=== Records for the exercise ===

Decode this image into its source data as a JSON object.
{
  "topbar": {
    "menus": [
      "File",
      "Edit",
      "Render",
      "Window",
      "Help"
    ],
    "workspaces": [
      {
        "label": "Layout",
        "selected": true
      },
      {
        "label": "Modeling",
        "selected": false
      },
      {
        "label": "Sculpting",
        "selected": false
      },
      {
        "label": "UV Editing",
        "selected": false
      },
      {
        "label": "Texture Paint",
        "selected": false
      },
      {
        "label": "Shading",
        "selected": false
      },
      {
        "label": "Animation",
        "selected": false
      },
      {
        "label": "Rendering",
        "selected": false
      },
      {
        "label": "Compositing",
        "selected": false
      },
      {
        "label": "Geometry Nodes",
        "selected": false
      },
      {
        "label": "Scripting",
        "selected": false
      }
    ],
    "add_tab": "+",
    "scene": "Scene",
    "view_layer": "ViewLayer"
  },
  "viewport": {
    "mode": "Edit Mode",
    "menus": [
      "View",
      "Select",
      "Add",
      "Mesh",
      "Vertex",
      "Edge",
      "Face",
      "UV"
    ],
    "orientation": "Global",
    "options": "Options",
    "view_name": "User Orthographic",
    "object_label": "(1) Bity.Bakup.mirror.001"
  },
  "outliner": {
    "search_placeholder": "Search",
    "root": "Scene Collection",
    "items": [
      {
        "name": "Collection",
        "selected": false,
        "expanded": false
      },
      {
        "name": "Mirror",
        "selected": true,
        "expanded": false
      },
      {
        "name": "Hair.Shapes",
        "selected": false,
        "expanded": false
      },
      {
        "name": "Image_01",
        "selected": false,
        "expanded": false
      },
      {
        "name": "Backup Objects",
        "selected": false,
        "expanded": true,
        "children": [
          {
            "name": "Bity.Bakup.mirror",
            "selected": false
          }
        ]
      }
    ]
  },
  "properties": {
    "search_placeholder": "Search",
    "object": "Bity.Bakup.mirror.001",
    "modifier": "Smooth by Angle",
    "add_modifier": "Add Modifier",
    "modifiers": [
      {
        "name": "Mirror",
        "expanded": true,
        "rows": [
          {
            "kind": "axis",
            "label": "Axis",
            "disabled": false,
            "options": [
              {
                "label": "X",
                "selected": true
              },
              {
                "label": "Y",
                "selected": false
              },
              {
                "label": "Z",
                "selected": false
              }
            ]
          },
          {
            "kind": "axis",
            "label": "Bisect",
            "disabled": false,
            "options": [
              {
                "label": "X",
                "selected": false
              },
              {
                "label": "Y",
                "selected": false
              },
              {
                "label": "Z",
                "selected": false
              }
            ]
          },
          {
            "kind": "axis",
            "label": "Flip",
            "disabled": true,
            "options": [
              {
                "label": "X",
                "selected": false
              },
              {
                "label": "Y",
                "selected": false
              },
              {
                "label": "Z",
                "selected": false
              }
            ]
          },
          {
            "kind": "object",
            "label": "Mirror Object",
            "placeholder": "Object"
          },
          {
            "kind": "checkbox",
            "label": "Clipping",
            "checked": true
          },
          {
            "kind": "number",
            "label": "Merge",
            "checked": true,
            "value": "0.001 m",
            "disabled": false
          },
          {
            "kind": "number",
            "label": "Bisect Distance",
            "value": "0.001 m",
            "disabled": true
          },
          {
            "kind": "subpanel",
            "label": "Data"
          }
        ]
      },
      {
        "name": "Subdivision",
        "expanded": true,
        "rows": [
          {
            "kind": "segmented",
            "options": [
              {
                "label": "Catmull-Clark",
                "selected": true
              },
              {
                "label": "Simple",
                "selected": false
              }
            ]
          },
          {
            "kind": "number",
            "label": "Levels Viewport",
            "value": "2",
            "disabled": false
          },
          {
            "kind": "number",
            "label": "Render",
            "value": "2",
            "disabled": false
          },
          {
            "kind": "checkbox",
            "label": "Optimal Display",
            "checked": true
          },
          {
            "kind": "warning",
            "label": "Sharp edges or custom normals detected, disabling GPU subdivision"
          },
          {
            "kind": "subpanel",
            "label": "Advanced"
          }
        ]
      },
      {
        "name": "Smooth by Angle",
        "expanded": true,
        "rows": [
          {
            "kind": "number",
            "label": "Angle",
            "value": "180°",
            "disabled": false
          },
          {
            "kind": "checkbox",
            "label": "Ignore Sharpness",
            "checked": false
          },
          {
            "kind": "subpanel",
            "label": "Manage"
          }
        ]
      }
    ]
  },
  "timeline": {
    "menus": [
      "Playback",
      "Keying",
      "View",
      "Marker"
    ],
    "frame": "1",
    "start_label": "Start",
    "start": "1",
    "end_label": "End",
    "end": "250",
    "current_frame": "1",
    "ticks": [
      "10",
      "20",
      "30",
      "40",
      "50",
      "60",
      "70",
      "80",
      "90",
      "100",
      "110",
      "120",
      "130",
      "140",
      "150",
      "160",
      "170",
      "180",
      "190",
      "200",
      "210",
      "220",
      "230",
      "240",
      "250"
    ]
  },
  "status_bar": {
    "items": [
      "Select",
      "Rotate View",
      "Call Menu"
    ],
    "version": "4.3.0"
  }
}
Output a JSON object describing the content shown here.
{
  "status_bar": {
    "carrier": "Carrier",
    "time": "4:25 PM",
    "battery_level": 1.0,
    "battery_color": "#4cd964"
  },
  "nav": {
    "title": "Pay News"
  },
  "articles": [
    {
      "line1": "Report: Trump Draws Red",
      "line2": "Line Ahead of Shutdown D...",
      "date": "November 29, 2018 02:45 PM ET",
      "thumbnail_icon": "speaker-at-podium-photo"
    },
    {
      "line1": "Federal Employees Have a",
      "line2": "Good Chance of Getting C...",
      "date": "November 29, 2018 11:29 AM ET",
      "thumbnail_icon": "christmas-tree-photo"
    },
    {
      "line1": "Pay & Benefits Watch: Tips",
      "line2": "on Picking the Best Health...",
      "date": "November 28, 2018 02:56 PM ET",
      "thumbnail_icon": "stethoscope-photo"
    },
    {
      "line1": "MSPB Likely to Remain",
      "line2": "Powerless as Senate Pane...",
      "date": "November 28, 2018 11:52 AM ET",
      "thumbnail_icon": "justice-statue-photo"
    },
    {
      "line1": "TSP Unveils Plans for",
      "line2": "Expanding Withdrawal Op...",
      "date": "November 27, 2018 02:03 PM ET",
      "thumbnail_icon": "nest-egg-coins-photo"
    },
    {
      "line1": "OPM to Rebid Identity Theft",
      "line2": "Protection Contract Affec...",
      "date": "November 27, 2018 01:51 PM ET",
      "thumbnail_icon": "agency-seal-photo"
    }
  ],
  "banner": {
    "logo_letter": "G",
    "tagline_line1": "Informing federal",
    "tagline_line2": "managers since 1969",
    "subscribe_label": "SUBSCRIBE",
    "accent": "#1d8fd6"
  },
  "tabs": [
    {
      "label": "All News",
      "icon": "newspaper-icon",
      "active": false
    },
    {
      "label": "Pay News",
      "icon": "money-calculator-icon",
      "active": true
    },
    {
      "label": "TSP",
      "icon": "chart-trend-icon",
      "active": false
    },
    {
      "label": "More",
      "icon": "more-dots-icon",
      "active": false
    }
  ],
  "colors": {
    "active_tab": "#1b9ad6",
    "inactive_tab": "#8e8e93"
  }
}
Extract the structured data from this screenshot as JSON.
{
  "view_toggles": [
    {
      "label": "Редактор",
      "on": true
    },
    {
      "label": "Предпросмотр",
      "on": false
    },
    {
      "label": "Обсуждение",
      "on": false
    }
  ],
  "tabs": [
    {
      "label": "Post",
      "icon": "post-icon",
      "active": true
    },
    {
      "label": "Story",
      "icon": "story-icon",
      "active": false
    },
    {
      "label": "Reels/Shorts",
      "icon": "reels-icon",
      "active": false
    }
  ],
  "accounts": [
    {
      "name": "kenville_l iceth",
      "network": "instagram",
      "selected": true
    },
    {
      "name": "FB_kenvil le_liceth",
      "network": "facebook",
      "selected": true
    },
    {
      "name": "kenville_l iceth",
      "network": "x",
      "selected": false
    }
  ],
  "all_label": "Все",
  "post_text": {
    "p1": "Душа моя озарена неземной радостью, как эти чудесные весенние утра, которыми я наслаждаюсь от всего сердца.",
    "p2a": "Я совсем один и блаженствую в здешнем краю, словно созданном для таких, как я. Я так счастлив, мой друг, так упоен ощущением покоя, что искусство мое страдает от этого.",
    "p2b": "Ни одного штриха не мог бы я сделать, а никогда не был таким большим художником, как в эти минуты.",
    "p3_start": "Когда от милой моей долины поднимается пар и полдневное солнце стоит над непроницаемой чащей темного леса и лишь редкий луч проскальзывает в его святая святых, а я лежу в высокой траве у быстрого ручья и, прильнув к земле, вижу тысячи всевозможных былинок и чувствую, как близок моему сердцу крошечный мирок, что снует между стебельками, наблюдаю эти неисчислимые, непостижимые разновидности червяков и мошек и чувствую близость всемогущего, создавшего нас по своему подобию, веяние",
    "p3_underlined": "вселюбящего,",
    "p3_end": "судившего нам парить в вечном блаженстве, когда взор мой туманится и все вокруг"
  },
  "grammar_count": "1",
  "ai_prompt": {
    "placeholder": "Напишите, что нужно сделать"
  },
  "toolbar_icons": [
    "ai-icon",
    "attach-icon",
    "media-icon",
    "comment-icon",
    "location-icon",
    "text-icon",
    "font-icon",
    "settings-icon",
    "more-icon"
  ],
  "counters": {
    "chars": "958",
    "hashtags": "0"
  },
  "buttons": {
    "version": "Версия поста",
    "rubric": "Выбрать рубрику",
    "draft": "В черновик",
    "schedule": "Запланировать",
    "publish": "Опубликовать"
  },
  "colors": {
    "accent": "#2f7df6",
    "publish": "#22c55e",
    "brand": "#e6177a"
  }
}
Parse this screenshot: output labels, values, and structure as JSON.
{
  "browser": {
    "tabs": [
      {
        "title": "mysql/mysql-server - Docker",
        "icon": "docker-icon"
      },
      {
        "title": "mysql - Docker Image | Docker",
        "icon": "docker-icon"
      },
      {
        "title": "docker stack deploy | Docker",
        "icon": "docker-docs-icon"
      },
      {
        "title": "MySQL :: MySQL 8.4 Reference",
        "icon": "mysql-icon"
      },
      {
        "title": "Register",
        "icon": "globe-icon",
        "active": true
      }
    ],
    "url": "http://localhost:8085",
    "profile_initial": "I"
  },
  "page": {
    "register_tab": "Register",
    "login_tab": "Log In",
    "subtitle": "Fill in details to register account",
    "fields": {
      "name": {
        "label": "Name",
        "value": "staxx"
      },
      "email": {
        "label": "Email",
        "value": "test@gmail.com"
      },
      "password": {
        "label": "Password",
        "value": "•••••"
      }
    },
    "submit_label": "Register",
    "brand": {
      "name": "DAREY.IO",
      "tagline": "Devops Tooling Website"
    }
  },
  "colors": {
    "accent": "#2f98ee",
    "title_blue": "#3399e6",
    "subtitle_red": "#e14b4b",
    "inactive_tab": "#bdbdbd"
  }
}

===

What is needed.
Only the number is wanted: how many lines of the material contain the word "checked"?

Exercise response.
4